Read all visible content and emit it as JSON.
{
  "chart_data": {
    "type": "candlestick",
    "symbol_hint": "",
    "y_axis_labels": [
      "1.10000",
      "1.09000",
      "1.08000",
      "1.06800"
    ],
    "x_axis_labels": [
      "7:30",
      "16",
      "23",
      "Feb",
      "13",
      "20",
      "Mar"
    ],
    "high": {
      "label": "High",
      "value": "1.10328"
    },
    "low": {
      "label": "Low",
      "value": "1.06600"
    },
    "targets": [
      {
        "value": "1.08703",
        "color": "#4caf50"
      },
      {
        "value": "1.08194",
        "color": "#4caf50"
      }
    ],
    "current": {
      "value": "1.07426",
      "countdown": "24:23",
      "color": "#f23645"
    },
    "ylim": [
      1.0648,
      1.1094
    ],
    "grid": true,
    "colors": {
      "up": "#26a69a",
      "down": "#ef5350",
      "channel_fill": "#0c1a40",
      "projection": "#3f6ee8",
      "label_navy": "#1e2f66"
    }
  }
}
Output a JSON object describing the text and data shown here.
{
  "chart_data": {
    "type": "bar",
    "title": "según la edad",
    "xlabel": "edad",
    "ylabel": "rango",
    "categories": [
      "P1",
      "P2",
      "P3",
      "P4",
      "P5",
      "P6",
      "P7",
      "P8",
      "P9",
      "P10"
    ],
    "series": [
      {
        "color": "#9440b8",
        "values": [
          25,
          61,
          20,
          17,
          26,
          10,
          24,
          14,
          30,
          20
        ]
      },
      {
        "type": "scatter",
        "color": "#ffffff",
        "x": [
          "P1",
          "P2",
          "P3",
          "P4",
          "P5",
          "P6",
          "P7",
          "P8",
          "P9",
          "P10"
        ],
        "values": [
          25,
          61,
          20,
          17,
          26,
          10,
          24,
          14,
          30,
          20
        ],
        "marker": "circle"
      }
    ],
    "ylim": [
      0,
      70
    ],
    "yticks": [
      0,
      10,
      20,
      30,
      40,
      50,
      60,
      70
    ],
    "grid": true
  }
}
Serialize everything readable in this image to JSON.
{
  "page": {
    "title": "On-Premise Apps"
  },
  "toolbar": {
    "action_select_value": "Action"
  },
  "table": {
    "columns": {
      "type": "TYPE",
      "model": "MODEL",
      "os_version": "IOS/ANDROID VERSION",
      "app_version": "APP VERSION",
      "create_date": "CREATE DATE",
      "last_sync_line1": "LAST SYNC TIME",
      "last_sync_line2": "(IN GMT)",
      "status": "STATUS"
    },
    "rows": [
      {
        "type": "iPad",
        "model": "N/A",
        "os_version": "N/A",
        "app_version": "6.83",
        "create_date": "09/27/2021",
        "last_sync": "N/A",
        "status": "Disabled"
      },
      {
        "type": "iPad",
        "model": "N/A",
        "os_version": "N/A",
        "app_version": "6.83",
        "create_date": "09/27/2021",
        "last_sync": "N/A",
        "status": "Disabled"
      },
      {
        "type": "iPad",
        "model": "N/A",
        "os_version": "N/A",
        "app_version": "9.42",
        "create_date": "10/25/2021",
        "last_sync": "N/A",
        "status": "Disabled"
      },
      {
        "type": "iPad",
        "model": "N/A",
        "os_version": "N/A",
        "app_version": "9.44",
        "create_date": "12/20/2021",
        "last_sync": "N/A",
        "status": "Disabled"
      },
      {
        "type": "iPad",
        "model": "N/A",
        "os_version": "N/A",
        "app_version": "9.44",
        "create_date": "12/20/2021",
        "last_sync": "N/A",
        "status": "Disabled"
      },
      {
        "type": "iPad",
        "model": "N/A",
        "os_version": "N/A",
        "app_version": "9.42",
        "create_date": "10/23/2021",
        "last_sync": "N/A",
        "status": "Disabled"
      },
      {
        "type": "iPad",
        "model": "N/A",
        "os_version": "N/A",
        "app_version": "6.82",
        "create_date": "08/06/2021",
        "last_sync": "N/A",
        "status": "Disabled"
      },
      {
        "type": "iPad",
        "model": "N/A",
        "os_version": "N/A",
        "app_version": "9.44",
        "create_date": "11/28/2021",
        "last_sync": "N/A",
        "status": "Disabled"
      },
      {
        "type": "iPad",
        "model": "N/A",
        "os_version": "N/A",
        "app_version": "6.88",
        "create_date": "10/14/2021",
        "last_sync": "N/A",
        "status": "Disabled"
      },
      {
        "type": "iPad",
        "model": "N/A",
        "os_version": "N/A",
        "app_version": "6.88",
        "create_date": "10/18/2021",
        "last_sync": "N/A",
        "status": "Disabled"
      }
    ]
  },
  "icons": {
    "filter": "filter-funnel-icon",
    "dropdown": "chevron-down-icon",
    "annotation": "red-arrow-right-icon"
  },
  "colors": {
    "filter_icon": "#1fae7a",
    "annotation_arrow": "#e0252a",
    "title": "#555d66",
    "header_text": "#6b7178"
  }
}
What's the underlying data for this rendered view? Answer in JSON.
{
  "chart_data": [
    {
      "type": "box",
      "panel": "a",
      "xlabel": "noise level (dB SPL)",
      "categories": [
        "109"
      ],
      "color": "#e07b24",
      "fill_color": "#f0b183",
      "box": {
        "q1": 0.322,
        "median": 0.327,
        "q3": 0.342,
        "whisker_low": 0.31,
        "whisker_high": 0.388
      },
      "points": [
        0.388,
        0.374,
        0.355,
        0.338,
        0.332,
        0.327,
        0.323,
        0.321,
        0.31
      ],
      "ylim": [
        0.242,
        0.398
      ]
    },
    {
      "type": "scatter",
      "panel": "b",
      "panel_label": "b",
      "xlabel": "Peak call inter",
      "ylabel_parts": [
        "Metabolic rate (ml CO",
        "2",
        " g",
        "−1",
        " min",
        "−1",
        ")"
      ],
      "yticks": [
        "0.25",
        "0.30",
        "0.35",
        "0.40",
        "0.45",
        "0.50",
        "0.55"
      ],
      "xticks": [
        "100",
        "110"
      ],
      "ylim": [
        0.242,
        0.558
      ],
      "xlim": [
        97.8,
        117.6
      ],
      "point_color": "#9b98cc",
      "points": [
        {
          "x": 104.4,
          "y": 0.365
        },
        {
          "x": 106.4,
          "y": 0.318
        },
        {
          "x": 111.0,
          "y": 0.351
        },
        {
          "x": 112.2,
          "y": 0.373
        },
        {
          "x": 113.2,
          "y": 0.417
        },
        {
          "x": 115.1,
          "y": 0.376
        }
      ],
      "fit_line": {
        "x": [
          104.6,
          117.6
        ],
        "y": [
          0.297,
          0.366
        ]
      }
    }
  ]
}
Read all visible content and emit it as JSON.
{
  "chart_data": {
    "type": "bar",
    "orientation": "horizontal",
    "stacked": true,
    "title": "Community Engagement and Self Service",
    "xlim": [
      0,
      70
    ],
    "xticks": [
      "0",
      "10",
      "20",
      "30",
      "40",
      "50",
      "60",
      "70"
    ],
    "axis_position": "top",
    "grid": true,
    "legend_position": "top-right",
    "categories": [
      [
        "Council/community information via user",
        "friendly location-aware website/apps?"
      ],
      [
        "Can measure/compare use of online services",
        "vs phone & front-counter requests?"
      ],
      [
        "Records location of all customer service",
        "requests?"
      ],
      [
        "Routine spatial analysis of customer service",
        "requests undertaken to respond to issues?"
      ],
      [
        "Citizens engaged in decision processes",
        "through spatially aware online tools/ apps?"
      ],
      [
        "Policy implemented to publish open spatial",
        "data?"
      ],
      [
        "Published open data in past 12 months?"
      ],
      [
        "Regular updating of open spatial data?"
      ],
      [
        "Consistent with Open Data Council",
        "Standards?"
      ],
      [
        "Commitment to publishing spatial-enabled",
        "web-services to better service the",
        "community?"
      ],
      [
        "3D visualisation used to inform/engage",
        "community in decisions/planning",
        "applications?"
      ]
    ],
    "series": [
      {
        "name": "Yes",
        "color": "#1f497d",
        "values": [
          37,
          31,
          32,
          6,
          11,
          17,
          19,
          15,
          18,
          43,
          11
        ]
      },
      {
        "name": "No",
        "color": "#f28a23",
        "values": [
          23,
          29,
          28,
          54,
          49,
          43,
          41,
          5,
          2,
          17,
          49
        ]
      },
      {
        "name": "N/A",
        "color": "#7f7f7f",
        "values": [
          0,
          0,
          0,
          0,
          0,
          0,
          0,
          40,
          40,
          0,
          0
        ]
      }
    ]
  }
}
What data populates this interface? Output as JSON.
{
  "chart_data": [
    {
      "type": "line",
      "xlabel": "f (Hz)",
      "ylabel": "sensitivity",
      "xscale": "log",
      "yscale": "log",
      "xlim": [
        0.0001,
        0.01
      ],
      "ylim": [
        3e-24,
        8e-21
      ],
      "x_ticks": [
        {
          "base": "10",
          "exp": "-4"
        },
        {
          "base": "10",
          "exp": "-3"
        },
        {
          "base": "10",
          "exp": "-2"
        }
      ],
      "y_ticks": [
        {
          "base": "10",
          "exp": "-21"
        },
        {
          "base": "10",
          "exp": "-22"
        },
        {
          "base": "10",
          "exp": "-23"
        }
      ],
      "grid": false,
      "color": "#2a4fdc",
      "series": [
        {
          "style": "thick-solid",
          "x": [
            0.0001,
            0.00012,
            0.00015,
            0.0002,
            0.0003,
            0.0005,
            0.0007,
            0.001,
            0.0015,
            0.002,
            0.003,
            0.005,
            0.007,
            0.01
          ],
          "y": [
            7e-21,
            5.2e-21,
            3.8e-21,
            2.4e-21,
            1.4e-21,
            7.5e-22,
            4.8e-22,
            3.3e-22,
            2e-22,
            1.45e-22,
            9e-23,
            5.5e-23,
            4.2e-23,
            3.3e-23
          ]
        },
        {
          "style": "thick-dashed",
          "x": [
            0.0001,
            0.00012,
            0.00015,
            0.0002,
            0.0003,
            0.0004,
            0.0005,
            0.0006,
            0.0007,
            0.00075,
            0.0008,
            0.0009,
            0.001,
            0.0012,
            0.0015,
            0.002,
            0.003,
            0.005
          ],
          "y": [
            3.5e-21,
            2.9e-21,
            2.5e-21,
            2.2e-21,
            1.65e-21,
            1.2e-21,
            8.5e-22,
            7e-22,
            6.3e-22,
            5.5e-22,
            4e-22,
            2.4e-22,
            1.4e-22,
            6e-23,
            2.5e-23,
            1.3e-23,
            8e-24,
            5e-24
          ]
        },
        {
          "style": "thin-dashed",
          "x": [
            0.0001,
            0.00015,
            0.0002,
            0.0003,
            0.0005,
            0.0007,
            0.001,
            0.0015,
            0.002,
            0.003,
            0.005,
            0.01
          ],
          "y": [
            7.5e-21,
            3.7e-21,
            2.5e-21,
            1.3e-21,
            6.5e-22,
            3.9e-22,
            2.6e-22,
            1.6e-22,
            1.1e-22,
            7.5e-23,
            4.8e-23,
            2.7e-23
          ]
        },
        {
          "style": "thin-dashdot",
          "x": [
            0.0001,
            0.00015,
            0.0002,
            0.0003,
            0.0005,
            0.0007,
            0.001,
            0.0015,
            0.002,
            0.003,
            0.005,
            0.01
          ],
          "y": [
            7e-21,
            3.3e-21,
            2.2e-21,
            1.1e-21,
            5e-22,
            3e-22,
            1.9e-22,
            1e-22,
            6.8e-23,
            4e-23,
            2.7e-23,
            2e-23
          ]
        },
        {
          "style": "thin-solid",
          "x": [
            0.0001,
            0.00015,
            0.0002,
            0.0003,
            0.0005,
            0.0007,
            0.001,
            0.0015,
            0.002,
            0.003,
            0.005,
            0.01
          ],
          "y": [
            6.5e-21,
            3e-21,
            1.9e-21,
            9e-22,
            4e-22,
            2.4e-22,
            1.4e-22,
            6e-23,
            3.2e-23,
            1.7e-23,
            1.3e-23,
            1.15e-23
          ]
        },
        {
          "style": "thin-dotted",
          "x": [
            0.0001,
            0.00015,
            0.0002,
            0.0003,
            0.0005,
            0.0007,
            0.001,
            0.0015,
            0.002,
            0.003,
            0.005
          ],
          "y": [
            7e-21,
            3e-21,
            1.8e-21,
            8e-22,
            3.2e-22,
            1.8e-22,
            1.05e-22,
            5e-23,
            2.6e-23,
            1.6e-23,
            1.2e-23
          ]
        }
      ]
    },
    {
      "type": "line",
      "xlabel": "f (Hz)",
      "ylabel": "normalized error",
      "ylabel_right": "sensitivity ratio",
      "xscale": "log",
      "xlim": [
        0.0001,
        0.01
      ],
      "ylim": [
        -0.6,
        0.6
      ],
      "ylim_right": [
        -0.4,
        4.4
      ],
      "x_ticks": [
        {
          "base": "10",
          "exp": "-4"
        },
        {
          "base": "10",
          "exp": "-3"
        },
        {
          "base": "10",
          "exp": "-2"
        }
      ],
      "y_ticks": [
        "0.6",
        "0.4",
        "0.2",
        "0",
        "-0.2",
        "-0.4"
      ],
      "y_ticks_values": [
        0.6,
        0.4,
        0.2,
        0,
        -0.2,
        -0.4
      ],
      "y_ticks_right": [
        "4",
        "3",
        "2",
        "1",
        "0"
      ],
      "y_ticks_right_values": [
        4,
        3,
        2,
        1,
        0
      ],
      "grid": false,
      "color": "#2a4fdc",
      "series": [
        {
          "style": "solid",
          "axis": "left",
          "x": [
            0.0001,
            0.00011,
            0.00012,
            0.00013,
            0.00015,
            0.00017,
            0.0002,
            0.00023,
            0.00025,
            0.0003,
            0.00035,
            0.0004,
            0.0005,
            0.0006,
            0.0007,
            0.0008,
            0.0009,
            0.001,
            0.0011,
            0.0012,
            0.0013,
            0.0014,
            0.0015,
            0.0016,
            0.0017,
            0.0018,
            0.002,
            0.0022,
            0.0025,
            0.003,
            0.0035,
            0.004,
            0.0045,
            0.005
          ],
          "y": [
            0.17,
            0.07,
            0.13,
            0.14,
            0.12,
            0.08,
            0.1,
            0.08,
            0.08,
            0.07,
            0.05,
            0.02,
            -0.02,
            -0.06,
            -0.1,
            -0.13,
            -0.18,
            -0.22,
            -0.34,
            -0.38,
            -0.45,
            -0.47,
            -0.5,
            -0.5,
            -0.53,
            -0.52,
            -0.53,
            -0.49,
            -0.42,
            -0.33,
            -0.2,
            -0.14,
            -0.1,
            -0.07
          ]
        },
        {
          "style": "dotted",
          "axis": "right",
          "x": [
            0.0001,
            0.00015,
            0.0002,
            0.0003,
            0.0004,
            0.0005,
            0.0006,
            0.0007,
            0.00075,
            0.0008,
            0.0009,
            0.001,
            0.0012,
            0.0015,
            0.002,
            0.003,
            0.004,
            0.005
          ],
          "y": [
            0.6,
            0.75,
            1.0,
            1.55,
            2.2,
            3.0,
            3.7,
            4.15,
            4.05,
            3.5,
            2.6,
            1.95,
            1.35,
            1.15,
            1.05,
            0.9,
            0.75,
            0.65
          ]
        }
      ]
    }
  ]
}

> **EXERCISE TASK**
Reply with the number of lines in the data that include the string "title" and nothing else.

> **COMPLETE ANSWER**
4